* **SUPPLIED RECORDS**:
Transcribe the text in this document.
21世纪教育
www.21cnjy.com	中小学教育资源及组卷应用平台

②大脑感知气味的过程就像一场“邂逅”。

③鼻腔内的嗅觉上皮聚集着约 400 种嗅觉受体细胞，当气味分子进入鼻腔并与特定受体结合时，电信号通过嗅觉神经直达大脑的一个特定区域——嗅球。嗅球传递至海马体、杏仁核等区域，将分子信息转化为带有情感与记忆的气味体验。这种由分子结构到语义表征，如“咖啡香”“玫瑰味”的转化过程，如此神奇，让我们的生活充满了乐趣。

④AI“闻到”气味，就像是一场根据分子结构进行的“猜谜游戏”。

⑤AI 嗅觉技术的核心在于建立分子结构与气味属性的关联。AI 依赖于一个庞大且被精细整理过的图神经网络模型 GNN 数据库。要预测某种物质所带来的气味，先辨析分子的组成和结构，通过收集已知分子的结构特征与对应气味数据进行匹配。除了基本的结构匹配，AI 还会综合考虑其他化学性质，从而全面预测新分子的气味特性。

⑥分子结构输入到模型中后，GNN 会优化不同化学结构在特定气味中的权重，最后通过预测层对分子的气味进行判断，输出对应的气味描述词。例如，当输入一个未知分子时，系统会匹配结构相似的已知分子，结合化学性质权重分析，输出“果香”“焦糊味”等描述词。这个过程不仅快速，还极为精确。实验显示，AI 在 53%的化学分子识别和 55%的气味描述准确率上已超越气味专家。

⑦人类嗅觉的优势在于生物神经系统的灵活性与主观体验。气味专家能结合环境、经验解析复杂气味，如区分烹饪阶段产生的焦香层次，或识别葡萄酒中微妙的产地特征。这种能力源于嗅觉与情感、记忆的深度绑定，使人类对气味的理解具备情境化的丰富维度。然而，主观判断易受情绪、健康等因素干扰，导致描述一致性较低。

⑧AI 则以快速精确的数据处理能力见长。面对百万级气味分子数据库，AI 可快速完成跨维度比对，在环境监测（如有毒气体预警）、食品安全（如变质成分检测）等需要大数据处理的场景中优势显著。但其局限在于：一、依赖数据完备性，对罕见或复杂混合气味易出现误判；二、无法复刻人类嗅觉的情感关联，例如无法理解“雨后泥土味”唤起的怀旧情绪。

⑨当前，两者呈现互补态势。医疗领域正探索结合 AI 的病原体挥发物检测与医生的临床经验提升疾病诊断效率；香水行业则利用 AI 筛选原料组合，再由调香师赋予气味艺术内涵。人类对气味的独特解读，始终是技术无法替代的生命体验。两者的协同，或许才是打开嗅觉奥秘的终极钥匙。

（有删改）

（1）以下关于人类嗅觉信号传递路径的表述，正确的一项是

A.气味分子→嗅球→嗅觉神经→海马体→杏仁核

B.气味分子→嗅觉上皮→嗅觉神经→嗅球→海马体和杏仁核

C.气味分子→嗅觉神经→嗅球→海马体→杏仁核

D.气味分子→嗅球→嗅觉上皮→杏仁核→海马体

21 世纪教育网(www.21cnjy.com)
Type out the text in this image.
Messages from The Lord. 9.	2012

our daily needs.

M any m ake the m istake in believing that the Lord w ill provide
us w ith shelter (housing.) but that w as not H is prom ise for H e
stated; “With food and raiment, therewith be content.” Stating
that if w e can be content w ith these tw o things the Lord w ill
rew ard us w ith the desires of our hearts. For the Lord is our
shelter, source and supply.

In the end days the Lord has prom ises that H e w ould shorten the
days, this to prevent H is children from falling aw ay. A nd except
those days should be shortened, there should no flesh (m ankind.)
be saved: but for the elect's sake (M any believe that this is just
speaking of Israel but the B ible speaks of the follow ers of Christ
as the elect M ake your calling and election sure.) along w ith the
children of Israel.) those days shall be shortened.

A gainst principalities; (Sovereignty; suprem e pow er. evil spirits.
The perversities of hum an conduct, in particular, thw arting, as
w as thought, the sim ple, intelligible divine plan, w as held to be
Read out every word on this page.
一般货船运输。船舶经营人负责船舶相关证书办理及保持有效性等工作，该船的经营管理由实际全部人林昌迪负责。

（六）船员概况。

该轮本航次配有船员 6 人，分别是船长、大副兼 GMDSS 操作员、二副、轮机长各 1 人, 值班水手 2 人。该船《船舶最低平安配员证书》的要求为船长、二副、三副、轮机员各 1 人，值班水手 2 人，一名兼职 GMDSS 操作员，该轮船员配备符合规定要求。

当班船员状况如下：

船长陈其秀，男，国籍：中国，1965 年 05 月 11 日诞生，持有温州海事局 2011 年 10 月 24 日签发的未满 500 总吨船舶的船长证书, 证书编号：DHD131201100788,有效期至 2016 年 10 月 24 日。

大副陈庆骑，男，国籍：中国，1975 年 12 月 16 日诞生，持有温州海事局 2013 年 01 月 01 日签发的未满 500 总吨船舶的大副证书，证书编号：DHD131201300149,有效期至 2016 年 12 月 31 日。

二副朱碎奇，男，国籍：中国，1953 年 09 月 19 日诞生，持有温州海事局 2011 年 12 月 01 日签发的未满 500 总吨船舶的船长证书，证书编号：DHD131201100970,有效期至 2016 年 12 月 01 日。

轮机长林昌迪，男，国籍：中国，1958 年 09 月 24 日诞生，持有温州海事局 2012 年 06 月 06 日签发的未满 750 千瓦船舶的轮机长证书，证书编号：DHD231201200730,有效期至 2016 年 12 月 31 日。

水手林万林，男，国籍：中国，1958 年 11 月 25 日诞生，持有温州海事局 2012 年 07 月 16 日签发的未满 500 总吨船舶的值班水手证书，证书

* **WHAT TO PRODUCE**: Identify each line holding the string "Israel", and copy it out.

* **WRITTEN REPLY**:
speaking of Israel but the B ible speaks of the follow ers of Christ
children of Israel.) those days shall be shortened.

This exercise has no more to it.